**ACTION ITEM**
Copy each line below in which the string "true" appears.

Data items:

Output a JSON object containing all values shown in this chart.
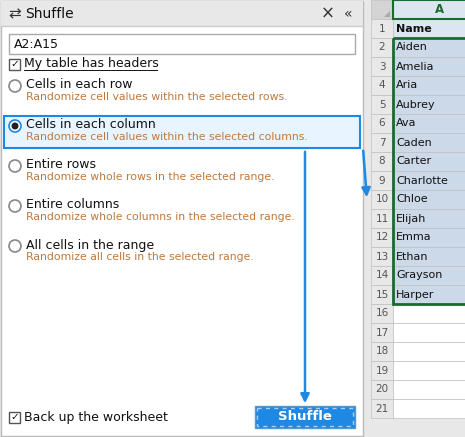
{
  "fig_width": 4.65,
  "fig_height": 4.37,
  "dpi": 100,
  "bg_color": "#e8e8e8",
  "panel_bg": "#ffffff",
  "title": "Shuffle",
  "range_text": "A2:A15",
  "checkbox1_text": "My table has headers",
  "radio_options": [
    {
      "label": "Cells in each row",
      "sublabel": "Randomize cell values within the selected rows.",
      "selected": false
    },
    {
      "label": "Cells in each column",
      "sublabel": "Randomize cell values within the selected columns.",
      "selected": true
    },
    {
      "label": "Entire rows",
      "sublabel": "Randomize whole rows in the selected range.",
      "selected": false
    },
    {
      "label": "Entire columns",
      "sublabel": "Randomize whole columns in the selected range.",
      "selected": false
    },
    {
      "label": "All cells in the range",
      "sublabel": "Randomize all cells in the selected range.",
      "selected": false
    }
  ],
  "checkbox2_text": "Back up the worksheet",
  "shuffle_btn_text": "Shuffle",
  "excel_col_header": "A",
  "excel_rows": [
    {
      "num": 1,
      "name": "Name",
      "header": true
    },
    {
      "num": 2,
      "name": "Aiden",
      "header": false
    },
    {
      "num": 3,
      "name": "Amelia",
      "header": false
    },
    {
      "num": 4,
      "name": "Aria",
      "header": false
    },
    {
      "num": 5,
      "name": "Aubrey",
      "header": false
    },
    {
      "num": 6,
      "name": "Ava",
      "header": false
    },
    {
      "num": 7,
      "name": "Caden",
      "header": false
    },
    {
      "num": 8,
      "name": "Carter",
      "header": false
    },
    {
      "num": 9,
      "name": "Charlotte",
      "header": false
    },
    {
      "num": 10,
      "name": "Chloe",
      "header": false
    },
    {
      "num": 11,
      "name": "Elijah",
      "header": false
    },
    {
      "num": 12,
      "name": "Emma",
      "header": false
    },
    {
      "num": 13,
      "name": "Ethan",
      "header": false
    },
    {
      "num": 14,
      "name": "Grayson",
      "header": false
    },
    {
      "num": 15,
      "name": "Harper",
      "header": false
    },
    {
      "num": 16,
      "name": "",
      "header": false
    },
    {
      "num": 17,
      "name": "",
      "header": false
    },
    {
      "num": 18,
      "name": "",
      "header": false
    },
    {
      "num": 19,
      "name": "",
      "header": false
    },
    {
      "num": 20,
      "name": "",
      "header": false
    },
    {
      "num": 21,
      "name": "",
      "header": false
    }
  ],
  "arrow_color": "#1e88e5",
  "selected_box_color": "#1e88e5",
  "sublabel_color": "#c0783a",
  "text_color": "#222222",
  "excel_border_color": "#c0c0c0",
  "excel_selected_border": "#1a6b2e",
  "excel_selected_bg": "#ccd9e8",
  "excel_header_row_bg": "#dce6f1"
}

==

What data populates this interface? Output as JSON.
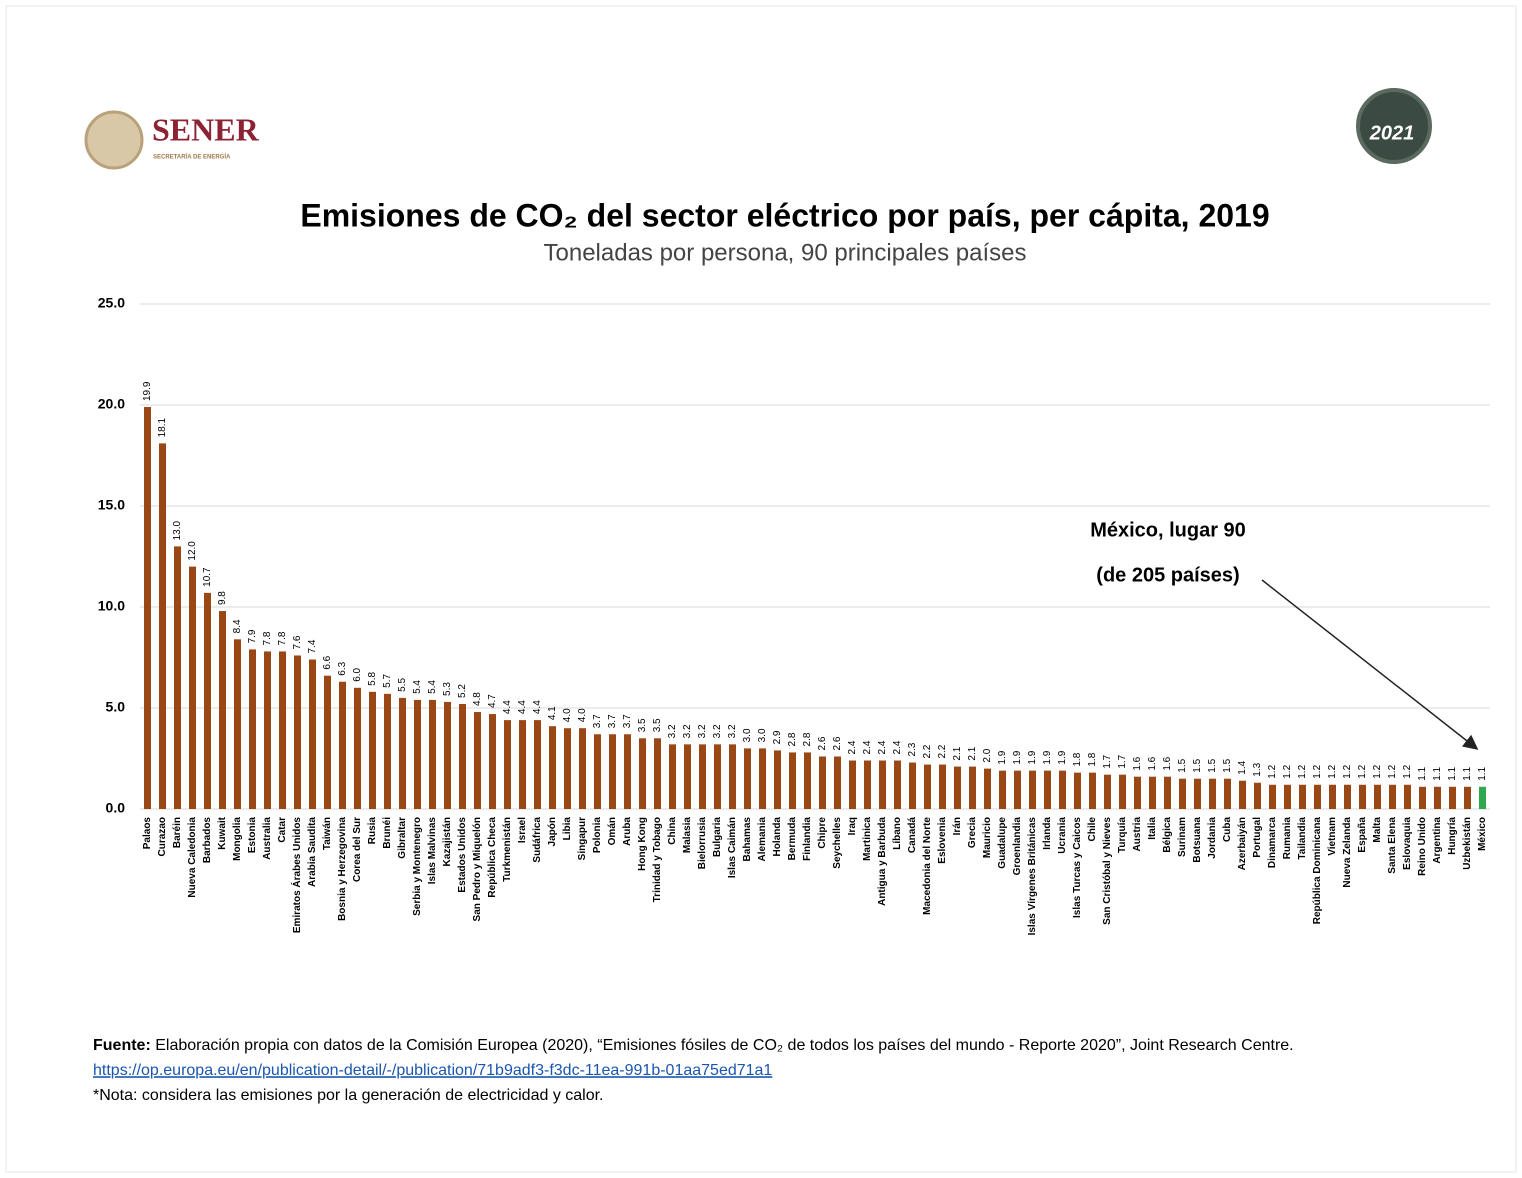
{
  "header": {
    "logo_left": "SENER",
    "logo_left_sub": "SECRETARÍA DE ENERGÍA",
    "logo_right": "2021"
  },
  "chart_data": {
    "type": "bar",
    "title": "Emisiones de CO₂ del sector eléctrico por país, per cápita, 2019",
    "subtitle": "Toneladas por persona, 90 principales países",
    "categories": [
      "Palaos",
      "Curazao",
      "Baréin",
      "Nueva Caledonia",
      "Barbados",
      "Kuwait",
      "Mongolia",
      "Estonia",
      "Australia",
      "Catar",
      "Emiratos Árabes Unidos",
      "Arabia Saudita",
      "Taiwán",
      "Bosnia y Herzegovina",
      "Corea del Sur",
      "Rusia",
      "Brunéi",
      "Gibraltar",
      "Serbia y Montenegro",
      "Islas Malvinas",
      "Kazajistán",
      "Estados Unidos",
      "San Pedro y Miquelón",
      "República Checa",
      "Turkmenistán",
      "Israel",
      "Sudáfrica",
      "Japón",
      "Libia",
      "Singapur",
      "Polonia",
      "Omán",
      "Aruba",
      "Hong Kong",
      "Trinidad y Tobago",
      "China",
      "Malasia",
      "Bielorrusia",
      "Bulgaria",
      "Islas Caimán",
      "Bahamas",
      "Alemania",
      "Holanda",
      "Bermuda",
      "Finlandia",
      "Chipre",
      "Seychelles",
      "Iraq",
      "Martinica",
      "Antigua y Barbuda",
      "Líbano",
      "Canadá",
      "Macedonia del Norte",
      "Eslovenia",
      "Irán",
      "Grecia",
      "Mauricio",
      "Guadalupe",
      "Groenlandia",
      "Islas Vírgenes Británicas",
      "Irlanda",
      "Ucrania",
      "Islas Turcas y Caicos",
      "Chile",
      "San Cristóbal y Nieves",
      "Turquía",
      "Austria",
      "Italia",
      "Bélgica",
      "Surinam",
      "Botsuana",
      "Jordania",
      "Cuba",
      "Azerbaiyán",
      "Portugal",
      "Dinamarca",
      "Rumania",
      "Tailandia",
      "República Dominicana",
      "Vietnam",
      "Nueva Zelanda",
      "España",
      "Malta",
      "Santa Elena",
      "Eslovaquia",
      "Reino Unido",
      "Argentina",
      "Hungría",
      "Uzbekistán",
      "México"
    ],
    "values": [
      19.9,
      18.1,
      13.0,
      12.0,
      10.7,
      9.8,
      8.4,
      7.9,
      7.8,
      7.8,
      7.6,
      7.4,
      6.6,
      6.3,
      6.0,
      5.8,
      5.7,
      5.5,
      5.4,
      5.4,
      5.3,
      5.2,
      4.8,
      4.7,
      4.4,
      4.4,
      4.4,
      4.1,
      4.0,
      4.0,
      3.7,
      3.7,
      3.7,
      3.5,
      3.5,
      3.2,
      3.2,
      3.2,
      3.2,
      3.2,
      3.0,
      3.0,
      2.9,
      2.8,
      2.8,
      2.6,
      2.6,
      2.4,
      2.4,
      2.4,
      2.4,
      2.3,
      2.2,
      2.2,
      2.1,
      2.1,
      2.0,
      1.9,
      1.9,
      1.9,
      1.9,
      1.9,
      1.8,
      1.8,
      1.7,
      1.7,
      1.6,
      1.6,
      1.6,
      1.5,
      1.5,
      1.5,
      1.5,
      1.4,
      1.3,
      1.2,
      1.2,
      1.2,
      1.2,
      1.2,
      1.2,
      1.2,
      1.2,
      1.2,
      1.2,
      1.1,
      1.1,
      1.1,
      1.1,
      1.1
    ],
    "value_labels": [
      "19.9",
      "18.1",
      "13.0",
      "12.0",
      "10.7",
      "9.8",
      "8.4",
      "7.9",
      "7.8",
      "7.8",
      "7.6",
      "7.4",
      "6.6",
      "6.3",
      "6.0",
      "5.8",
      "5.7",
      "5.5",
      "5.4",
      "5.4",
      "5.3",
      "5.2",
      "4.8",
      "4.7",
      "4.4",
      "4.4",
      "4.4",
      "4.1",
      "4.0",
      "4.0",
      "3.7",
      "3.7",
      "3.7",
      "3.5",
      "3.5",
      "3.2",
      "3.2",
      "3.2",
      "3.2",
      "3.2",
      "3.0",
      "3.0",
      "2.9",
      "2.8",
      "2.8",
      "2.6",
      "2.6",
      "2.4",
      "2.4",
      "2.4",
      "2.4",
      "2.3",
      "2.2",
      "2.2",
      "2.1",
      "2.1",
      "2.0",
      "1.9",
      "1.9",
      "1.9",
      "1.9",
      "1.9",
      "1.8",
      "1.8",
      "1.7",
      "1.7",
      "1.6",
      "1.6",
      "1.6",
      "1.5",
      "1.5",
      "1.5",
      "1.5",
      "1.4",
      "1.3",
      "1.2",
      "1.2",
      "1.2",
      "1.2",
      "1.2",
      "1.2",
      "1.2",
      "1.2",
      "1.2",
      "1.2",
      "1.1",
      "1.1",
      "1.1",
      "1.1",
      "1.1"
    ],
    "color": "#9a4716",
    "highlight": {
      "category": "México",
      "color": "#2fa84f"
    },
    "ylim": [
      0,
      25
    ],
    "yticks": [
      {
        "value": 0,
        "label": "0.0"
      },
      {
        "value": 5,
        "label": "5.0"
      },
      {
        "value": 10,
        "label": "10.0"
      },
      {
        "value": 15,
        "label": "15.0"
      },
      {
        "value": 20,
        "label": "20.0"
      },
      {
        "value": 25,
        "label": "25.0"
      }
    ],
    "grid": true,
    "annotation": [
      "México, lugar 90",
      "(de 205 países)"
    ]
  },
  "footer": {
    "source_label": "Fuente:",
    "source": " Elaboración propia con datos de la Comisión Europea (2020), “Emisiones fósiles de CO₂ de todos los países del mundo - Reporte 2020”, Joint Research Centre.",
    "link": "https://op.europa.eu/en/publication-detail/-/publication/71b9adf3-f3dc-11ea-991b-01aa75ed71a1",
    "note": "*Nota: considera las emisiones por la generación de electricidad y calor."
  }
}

...

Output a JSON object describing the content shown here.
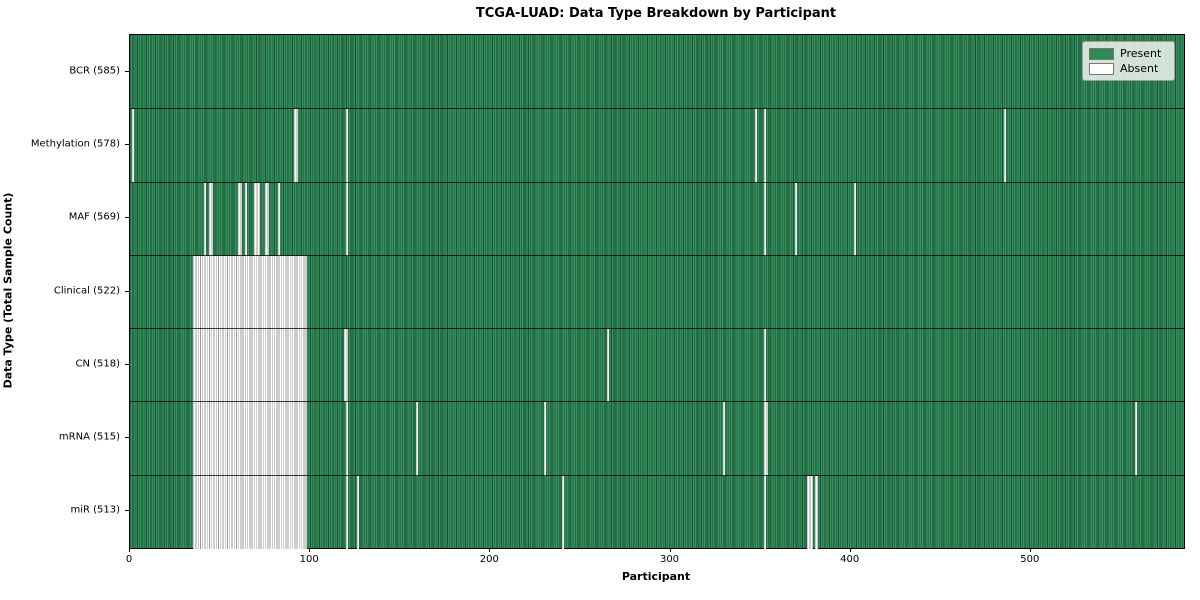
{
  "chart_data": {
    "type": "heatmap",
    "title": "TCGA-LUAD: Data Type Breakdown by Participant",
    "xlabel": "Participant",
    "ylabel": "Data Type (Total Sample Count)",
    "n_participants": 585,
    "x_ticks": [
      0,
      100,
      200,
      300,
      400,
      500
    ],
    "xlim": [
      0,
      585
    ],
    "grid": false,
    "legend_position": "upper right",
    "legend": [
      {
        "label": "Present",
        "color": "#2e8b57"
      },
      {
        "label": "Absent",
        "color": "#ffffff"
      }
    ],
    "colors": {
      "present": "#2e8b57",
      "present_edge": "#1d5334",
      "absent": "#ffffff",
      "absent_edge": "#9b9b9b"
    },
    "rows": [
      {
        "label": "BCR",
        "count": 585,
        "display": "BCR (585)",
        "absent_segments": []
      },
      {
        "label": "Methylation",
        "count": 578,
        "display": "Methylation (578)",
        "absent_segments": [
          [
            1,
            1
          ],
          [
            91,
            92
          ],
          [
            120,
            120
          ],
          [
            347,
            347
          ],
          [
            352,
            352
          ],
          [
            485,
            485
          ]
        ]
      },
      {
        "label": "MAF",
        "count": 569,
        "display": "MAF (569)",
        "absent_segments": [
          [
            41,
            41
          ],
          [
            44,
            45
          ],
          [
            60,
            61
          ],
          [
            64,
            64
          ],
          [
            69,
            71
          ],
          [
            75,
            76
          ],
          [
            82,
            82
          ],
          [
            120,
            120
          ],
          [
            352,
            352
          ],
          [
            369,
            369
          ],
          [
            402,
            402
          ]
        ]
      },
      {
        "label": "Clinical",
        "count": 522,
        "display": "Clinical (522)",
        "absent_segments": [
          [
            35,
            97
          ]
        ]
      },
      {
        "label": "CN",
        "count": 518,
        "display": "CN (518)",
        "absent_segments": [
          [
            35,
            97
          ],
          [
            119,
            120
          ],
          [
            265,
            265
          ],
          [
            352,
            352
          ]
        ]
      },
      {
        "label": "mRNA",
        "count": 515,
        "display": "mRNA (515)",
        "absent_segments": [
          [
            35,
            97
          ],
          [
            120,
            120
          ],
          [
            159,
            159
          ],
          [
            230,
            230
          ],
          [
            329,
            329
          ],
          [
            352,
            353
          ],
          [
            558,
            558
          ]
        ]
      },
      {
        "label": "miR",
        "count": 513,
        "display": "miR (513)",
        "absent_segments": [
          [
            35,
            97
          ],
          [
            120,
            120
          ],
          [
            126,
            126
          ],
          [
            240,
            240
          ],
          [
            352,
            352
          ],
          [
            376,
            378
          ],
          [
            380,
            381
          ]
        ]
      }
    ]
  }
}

**ANSWER TO THE EXERCISE**
      "selected": true
      "header": true
    "grid": true,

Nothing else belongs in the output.